■ **EXERCISE AIM**
Look through the lines below and extract each one that contains "nach".

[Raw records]
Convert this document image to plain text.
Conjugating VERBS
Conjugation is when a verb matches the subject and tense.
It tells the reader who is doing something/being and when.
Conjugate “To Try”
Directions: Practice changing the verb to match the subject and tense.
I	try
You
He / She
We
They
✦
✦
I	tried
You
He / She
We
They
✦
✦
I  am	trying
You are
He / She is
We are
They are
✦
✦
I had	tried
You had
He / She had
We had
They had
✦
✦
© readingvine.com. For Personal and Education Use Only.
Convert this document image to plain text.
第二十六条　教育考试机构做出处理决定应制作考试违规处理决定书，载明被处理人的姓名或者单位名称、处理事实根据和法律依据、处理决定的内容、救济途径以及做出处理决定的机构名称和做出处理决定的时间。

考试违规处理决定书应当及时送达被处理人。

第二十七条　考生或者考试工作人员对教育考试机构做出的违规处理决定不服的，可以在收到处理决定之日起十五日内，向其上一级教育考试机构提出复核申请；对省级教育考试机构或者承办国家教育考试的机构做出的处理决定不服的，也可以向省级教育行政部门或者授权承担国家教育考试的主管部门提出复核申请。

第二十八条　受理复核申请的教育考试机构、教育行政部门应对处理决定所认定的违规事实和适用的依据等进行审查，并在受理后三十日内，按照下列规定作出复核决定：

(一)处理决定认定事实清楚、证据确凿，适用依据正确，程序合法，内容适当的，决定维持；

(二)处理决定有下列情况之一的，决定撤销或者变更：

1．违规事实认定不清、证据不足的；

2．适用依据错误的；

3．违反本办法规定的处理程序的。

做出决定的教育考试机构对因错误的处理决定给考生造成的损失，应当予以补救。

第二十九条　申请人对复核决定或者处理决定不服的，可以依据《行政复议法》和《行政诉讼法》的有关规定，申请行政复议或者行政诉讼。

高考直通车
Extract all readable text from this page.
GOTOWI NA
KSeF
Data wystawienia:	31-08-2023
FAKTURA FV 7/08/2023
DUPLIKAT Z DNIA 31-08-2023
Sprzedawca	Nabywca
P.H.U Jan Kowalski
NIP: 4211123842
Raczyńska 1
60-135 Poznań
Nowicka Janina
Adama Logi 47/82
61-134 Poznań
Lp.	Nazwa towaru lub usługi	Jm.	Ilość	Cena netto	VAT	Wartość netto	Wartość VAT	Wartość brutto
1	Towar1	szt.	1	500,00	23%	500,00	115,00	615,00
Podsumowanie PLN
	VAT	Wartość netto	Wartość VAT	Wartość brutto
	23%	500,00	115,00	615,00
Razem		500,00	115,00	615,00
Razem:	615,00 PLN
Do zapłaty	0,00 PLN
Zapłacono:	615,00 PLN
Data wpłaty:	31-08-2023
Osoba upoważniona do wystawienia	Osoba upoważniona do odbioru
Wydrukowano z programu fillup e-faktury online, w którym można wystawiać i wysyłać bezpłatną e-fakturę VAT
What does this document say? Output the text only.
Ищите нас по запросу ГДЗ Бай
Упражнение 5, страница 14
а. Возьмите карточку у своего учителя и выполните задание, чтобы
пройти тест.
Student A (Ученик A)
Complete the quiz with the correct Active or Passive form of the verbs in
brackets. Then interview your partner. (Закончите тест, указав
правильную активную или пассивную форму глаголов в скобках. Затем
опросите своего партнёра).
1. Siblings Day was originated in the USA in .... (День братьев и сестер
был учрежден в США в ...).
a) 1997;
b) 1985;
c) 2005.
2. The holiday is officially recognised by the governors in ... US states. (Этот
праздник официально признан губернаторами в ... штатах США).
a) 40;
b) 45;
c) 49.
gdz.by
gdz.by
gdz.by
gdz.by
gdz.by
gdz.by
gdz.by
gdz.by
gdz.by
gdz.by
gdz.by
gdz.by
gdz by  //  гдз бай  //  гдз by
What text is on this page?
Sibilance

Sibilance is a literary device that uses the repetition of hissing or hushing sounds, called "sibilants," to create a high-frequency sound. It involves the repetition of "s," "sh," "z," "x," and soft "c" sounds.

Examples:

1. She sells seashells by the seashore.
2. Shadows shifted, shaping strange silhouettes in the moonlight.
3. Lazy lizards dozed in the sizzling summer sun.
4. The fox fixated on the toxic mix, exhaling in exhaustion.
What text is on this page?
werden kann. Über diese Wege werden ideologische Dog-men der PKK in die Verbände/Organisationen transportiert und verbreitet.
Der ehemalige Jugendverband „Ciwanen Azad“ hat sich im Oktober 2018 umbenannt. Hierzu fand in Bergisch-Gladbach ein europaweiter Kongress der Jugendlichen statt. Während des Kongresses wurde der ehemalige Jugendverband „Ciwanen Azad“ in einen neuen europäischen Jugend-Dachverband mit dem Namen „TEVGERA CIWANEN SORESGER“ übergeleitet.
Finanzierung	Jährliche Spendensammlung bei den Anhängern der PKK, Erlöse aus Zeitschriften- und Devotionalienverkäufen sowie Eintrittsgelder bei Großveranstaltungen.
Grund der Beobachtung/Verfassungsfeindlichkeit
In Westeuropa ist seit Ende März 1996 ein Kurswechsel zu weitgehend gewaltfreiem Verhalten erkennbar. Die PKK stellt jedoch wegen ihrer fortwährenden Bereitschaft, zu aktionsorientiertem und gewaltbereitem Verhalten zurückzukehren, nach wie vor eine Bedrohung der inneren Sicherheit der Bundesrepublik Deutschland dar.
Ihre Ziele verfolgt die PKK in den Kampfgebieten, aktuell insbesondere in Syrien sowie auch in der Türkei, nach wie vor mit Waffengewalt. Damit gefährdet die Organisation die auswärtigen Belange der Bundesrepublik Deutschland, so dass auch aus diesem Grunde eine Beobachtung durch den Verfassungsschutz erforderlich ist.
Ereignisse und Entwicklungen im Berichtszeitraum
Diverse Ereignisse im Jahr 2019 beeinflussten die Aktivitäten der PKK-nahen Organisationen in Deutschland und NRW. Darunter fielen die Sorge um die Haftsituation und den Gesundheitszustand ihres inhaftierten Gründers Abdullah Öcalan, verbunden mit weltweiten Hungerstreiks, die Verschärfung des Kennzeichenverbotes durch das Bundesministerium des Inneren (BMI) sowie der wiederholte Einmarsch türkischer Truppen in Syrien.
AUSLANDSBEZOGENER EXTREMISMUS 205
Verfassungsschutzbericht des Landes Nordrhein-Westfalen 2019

■ **ANSWER BELOW**
In Westeuropa ist seit Ende März 1996 ein Kurswechsel zu weitgehend gewaltfreiem Verhalten erkennbar. Die PKK stellt jedoch wegen ihrer fortwährenden Bereitschaft, zu aktionsorientiertem und gewaltbereitem Verhalten zurückzukehren, nach wie vor eine Bedrohung der inneren Sicherheit der Bundesrepublik Deutschland dar.
Ihre Ziele verfolgt die PKK in den Kampfgebieten, aktuell insbesondere in Syrien sowie auch in der Türkei, nach wie vor mit Waffengewalt. Damit gefährdet die Organisation die auswärtigen Belange der Bundesrepublik Deutschland, so dass auch aus diesem Grunde eine Beobachtung durch den Verfassungsschutz erforderlich ist.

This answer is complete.